>> start

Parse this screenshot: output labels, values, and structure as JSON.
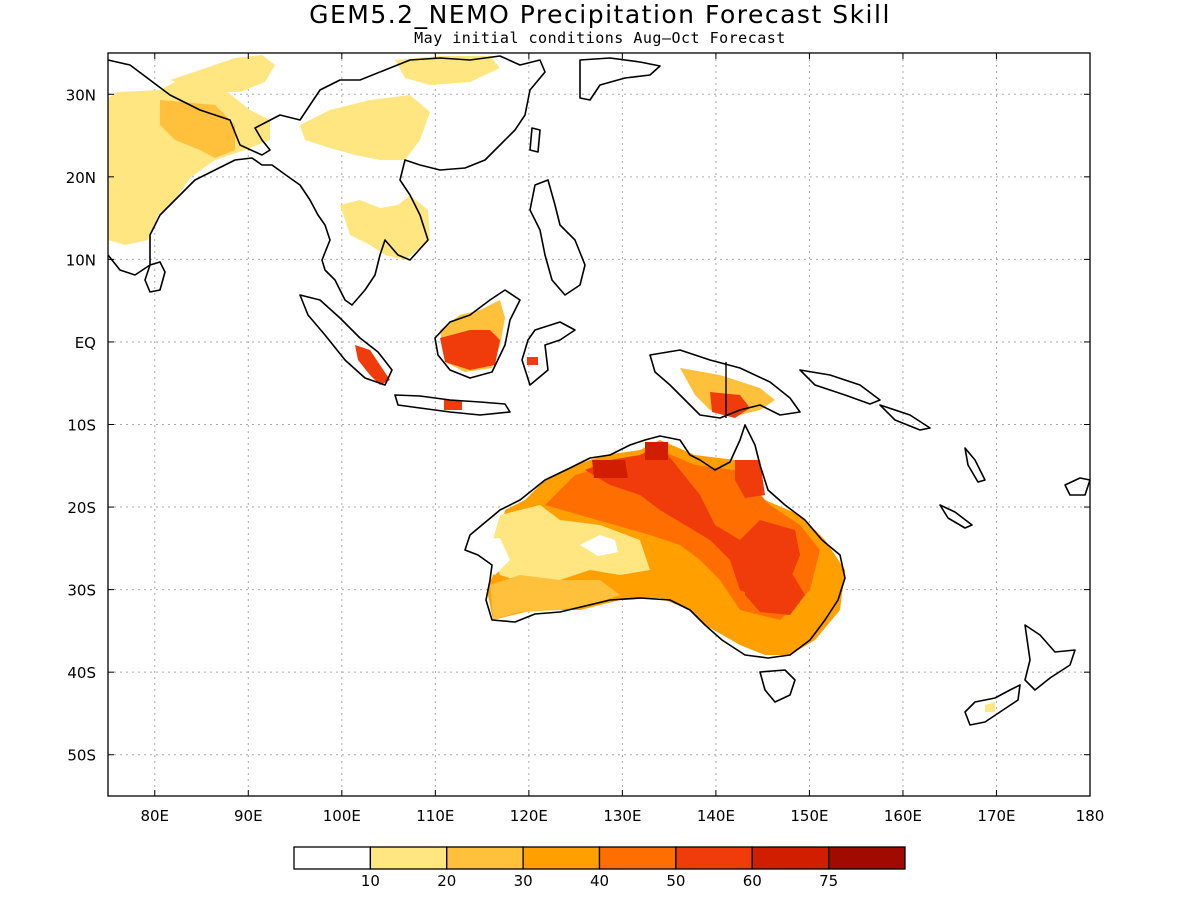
{
  "title": "GEM5.2_NEMO Precipitation Forecast Skill",
  "subtitle": "May initial conditions  Aug–Oct Forecast",
  "map": {
    "region": "Indo-Pacific / Australia",
    "lon_range": [
      75,
      180
    ],
    "lat_range": [
      -55,
      35
    ],
    "grid": true,
    "lat_ticks": [
      "30N",
      "20N",
      "10N",
      "EQ",
      "10S",
      "20S",
      "30S",
      "40S",
      "50S"
    ],
    "lat_tick_values": [
      30,
      20,
      10,
      0,
      -10,
      -20,
      -30,
      -40,
      -50
    ],
    "lon_ticks": [
      "80E",
      "90E",
      "100E",
      "110E",
      "120E",
      "130E",
      "140E",
      "150E",
      "160E",
      "170E",
      "180"
    ],
    "lon_tick_values": [
      80,
      90,
      100,
      110,
      120,
      130,
      140,
      150,
      160,
      170,
      180
    ]
  },
  "colorbar": {
    "labels": [
      "10",
      "20",
      "30",
      "40",
      "50",
      "60",
      "75"
    ],
    "colors": [
      "#ffffff",
      "#ffe680",
      "#ffc03c",
      "#ffa000",
      "#ff6e00",
      "#f03c0a",
      "#d21e00",
      "#a00a00"
    ]
  }
}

>> end

== Exercise ==
Return the listing above in full and without alteration, excluding its pictures.

== Written solution ==
Parse this screenshot: output labels, values, and structure as JSON.
{
  "title": "GEM5.2_NEMO Precipitation Forecast Skill",
  "subtitle": "May initial conditions  Aug–Oct Forecast",
  "map": {
    "region": "Indo-Pacific / Australia",
    "lon_range": [
      75,
      180
    ],
    "lat_range": [
      -55,
      35
    ],
    "grid": true,
    "lat_ticks": [
      "30N",
      "20N",
      "10N",
      "EQ",
      "10S",
      "20S",
      "30S",
      "40S",
      "50S"
    ],
    "lat_tick_values": [
      30,
      20,
      10,
      0,
      -10,
      -20,
      -30,
      -40,
      -50
    ],
    "lon_ticks": [
      "80E",
      "90E",
      "100E",
      "110E",
      "120E",
      "130E",
      "140E",
      "150E",
      "160E",
      "170E",
      "180"
    ],
    "lon_tick_values": [
      80,
      90,
      100,
      110,
      120,
      130,
      140,
      150,
      160,
      170,
      180
    ]
  },
  "colorbar": {
    "labels": [
      "10",
      "20",
      "30",
      "40",
      "50",
      "60",
      "75"
    ],
    "colors": [
      "#ffffff",
      "#ffe680",
      "#ffc03c",
      "#ffa000",
      "#ff6e00",
      "#f03c0a",
      "#d21e00",
      "#a00a00"
    ]
  }
}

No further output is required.